STATED PROBLEM: Could the lines from the one with "What data populates" through the end of the listing be restated exactly, with nothing else included?

RECORDS FOR THE EXERCISE:
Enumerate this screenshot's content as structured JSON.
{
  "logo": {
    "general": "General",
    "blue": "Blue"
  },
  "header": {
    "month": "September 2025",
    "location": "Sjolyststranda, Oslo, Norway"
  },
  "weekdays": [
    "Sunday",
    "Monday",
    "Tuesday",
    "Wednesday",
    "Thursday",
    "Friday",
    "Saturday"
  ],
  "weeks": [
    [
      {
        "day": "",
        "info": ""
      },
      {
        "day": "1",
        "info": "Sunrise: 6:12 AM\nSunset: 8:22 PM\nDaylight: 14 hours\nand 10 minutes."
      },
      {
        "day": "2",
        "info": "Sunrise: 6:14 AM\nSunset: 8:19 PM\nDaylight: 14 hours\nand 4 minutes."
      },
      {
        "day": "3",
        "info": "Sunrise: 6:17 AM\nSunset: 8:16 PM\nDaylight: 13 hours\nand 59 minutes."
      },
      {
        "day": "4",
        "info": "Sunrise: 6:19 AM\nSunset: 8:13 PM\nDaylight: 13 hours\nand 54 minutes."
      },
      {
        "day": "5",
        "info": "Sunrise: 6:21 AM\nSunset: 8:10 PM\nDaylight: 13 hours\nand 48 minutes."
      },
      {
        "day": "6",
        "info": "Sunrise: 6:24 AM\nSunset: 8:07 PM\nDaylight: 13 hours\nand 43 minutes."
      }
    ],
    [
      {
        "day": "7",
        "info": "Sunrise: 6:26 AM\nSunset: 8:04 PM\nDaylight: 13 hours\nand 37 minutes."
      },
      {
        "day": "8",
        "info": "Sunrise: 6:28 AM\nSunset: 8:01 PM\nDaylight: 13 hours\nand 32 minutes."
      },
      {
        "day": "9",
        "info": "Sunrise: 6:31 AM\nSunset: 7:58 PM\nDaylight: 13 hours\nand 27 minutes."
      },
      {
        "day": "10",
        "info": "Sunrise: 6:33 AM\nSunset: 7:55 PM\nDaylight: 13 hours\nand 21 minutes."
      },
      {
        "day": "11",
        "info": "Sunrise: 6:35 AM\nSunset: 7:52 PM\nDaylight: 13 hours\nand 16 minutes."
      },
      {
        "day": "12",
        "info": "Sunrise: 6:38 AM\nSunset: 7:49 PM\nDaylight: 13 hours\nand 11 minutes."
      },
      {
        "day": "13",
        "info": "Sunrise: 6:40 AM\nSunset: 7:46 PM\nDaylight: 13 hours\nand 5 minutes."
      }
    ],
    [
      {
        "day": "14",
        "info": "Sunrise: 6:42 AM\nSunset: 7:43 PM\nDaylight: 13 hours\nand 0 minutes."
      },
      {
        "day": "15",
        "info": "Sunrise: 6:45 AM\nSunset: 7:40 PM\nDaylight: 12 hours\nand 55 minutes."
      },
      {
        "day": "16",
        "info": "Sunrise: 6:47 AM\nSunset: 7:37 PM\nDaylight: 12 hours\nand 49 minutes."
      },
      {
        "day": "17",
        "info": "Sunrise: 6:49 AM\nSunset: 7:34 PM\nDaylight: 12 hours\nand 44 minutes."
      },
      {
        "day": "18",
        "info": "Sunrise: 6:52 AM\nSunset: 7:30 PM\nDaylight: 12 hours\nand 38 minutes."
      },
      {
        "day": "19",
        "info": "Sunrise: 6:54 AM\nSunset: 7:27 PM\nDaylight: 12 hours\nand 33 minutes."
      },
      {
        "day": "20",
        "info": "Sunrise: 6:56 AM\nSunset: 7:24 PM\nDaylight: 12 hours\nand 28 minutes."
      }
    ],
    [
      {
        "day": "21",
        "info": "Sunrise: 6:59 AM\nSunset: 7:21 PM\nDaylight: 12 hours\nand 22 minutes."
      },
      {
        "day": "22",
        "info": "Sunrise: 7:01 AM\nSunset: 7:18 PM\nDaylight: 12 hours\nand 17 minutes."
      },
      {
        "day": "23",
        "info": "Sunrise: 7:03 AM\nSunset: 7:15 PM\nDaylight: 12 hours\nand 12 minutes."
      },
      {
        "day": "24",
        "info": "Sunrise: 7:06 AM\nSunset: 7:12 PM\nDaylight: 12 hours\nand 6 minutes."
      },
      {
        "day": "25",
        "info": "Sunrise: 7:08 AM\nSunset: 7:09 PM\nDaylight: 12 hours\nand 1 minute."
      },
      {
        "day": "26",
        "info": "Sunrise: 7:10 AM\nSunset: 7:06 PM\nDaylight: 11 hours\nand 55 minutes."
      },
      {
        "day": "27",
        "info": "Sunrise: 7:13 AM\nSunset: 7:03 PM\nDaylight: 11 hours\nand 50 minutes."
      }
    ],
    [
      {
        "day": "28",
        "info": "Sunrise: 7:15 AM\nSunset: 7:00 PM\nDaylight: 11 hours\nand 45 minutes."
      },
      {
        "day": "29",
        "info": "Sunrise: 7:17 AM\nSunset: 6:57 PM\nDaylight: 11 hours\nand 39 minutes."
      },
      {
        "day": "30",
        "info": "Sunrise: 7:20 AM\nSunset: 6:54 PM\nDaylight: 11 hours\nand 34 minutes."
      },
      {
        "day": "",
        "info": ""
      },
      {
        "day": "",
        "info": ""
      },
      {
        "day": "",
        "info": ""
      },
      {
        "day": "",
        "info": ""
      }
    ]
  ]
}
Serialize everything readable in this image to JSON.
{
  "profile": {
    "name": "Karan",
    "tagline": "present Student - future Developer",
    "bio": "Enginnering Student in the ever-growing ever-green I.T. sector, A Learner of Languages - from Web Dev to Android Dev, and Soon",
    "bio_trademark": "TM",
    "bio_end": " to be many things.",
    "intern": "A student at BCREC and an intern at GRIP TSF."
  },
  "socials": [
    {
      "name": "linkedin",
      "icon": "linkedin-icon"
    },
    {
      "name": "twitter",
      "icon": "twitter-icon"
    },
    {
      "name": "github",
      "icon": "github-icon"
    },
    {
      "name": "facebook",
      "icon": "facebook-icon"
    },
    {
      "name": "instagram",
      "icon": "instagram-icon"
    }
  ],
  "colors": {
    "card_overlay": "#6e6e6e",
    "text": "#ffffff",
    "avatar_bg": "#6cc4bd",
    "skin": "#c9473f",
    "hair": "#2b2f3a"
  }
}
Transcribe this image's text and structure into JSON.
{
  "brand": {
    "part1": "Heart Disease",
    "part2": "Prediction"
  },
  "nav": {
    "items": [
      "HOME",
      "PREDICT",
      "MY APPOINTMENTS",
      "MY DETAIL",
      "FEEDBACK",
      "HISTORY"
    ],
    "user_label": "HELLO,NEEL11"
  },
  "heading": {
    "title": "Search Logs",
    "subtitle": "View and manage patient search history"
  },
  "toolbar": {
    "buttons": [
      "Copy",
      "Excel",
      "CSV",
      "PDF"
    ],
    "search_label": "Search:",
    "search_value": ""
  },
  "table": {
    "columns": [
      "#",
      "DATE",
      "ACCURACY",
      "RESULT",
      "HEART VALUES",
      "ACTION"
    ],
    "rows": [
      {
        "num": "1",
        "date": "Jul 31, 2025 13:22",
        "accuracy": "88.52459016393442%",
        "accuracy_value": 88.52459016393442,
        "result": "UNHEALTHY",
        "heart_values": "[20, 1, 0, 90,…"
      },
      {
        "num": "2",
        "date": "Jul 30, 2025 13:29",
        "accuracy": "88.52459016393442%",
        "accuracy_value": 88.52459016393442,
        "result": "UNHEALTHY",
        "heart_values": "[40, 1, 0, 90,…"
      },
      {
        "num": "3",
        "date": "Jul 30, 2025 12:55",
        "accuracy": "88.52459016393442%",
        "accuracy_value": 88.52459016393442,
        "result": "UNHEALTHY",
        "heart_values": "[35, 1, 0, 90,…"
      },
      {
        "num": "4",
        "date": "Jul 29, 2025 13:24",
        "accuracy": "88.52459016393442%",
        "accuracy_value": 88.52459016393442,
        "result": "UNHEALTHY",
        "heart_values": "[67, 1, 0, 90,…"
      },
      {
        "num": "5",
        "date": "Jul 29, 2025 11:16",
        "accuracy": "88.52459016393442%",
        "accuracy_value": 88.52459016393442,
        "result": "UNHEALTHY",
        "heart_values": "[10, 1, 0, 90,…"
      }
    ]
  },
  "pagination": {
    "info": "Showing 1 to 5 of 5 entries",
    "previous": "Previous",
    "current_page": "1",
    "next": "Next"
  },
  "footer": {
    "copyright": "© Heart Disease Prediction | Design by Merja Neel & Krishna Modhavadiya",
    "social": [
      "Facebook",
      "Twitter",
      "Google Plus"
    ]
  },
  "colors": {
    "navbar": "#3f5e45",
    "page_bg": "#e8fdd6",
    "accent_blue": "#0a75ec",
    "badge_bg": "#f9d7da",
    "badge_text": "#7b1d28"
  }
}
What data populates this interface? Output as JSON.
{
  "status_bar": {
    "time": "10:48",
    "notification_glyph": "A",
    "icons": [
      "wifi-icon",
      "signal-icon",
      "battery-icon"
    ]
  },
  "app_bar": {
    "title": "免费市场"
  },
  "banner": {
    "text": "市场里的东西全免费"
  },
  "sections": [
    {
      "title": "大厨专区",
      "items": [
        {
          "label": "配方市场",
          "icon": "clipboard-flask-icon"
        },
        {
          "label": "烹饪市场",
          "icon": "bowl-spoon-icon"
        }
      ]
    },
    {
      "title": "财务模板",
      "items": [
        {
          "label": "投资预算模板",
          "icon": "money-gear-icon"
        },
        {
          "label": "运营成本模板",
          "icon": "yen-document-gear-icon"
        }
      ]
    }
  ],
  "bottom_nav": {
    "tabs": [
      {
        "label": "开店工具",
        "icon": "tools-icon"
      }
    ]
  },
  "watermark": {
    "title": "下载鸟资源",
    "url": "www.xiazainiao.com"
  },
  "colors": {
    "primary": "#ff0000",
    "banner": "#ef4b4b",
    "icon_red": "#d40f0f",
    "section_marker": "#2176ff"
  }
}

TASK SOLUTION:
What data populates this interface? Output as JSON.
{
  "status_bar": {
    "time": "10:48",
    "notification_glyph": "A",
    "icons": [
      "wifi-icon",
      "signal-icon",
      "battery-icon"
    ]
  },
  "app_bar": {
    "title": "免费市场"
  },
  "banner": {
    "text": "市场里的东西全免费"
  },
  "sections": [
    {
      "title": "大厨专区",
      "items": [
        {
          "label": "配方市场",
          "icon": "clipboard-flask-icon"
        },
        {
          "label": "烹饪市场",
          "icon": "bowl-spoon-icon"
        }
      ]
    },
    {
      "title": "财务模板",
      "items": [
        {
          "label": "投资预算模板",
          "icon": "money-gear-icon"
        },
        {
          "label": "运营成本模板",
          "icon": "yen-document-gear-icon"
        }
      ]
    }
  ],
  "bottom_nav": {
    "tabs": [
      {
        "label": "开店工具",
        "icon": "tools-icon"
      }
    ]
  },
  "watermark": {
    "title": "下载鸟资源",
    "url": "www.xiazainiao.com"
  },
  "colors": {
    "primary": "#ff0000",
    "banner": "#ef4b4b",
    "icon_red": "#d40f0f",
    "section_marker": "#2176ff"
  }
}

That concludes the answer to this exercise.